题意
一共有P个牧场.由C条双向路连接.两个牧场间可能有多条路.一条路也可能连接相同的牧场.牛棚坐落在牧场1.
N (1 <= N <= P) 只奶牛打来了求救电话,说她们的农场没有被摧毁,但是已经无法到达牛棚. 求出最少可能有多少牧场被摧毁.
求最小割
没有被摧毁的连INF
注意这里的是点,要拆成两个才能转化成边(因此WA了几次)
# include <bits/stdc++.h>
# define IL inline
# define RG register
# define Fill(a, b) memset(a, b, sizeof(a))
# define Copy(a, b) memcpy(a, b, sizeof(a))
using namespace std;
typedef long long ll;
const int _(6010), __(1e5 + 10), INF(1e8);
IL ll Read(){
RG char c = getchar(); RG ll x = 0, z = 1;
for(; c < '0' || c > '9'; c = getchar()) z = c == '-' ? -1 : 1;
for(; c >= '0' && c <= '9'; c = getchar()) x = (x << 1) + (x << 3) + (c ^ 48);
return x * z;
}
int p, c, n, fst[_], nxt[__], to[__], cnt, S, T, lev[_], max_flow, w[__], cur[_], vis[_];
queue <int> Q;
IL void Add(RG int u, RG int v, RG int f){ w[cnt] = f; to[cnt] = v; nxt[cnt] = fst[u]; fst[u] = cnt++; }
IL int Dfs(RG int u, RG int maxf){
if(u == T) return maxf;
RG int ret = 0;
for(RG int e = fst[u]; e != -1; e = nxt[e]){
if(lev[to[e]] != lev[u] + 1 || !w[e]) continue;
RG int f = Dfs(to[e], min(w[e], maxf - ret));
ret += f; w[e ^ 1] += f; w[e] -= f;
if(ret == maxf) break;
}
if(!ret) lev[u] = 0;
return ret;
}
IL bool Bfs(){
Q.push(S); Fill(lev, 0); lev[S] = 1;
while(!Q.empty()){
RG int u = Q.front(); Q.pop();
for(RG int e = fst[u]; e != -1; e = nxt[e]){
if(lev[to[e]] || !w[e]) continue;
lev[to[e]] = lev[u] + 1;
Q.push(to[e]);
}
}
return lev[T];
}
int main(RG int argc, RG char* argv[]){
Fill(fst, -1); p = Read(); c = Read(); n = Read();
T = p + p + 1; S = 1; Add(S, S + p, INF); Add(S + p, S, 0);
for(RG int i = 1, a, b; i <= c; i++) a = Read(), b = Read(), Add(a + p, b, INF), Add(b + p, a, INF);
for(RG int i = 1; i <= n; i++) vis[Read()] = 1;
for(RG int i = 1; i <= p; i++)

题目要求 A =
根据上面的牧场题解，回答下列问题：
(i) 牛棚坐落在哪个牧场？
(ii) 文中说每个点要拆成几个，才能转化成边？
(iii) 代码中常量 INF 的值是多少？
题目要求 B = 把牧场题解中从“N (1 <= N <= P) 只奶牛打来了求救电话,说她们的农场没有被摧毁,但是已经无法到达牛棚.”到“memcpy(a, b, sizeof(a))”的这一段原样写出。

版面标注数据集摘录 =
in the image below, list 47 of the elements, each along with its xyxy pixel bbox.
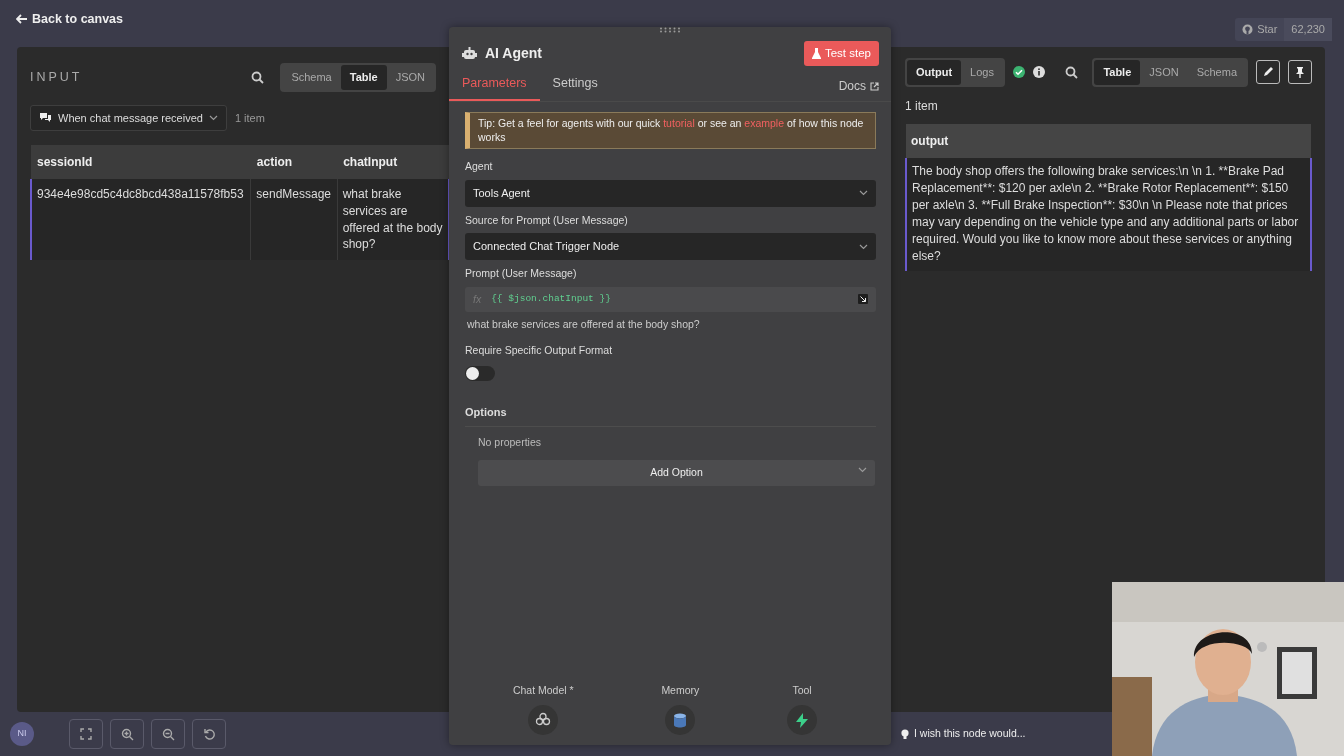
view-tab[interactable]: Schema (1187, 60, 1246, 85)
table-cell: The body shop offers the following brake services:\n \n 1. **Brake Pad Replacement**: $120 per axle\n 2. **Brake Rotor Replacement**: $150 per axle\n 3. **Full Brake Inspection**: $30\n \n Please note that prices may vary depending on the vehicle type and any additional parts or labor required. Would you like to know more about these services or anything else? (906, 157, 1311, 271)
link[interactable]: example (744, 117, 785, 129)
feedback-link[interactable]: I wish this node would... (914, 726, 1026, 742)
user-avatar[interactable]: NI (10, 722, 34, 746)
panel-title: INPUT (30, 68, 83, 86)
empty-text: No properties (477, 435, 543, 451)
connector-label: Memory (661, 683, 700, 699)
node-title: AI Agent (485, 44, 543, 64)
table-cell: what brake services are offered at the body shop? (337, 179, 449, 261)
tab[interactable]: Parameters (449, 70, 540, 101)
connector-label: Chat Model * (512, 683, 574, 699)
view-tab[interactable]: JSON (386, 65, 434, 90)
expression-value: {{ $json.chatInput }} (491, 292, 611, 307)
column-header: action (250, 145, 338, 179)
view-tab[interactable]: Table (1094, 60, 1141, 85)
select-field[interactable]: Tools Agent (465, 180, 876, 207)
field-label: Source for Prompt (User Message) (465, 212, 629, 228)
column-header: sessionId (31, 145, 251, 179)
connector-label: Tool (792, 683, 812, 699)
view-tab[interactable]: Output (907, 60, 962, 85)
tip-text: Tip: Get a feel for agents with our quick tutorial or see an example of how this node works (465, 112, 876, 150)
view-tab[interactable]: JSON (1140, 60, 1188, 85)
back-link[interactable]: Back to canvas (16, 10, 124, 29)
item-count: 1 item (234, 110, 265, 126)
field-label: Require Specific Output Format (465, 343, 614, 359)
select-field[interactable]: Connected Chat Trigger Node (465, 233, 876, 260)
table-cell: 934e4e98cd5c4dc8bcd438a11578fb53 (31, 179, 251, 261)
field-label: Agent (465, 159, 494, 175)
section-title: Options (465, 403, 876, 428)
add-option-button[interactable]: Add Option (478, 460, 875, 486)
tab[interactable]: Settings (539, 70, 611, 101)
item-count: 1 item (905, 97, 939, 115)
view-tab[interactable]: Table (340, 65, 387, 90)
view-tab[interactable]: Schema (282, 65, 341, 90)
view-tab[interactable]: Logs (961, 60, 1003, 85)
node-select[interactable]: When chat message received (30, 104, 227, 131)
docs-link[interactable]: Docs (838, 77, 879, 101)
field-label: Prompt (User Message) (465, 265, 578, 281)
preview-text: what brake services are offered at the body shop? (467, 317, 701, 333)
test-step-button[interactable]: Test step (803, 41, 879, 67)
column-header: output (906, 123, 1311, 158)
column-header: chatInput (337, 145, 449, 179)
link[interactable]: tutorial (663, 117, 695, 129)
star-count: 62,230 (1284, 18, 1332, 41)
table-cell: sendMessage (250, 179, 338, 261)
github-star-button[interactable]: Star 62,230 (1235, 18, 1332, 41)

完整答案 A =
(i) 牧场1。
(ii) 两个。
(iii) 1e8。

完整答案 B =
N (1 <= N <= P) 只奶牛打来了求救电话,说她们的农场没有被摧毁,但是已经无法到达牛棚. 求出最少可能有多少牧场被摧毁.
求最小割
没有被摧毁的连INF
注意这里的是点,要拆成两个才能转化成边(因此WA了几次)
# include <bits/stdc++.h>
# define IL inline
# define RG register
# define Fill(a, b) memset(a, b, sizeof(a))
# define Copy(a, b) memcpy(a, b, sizeof(a))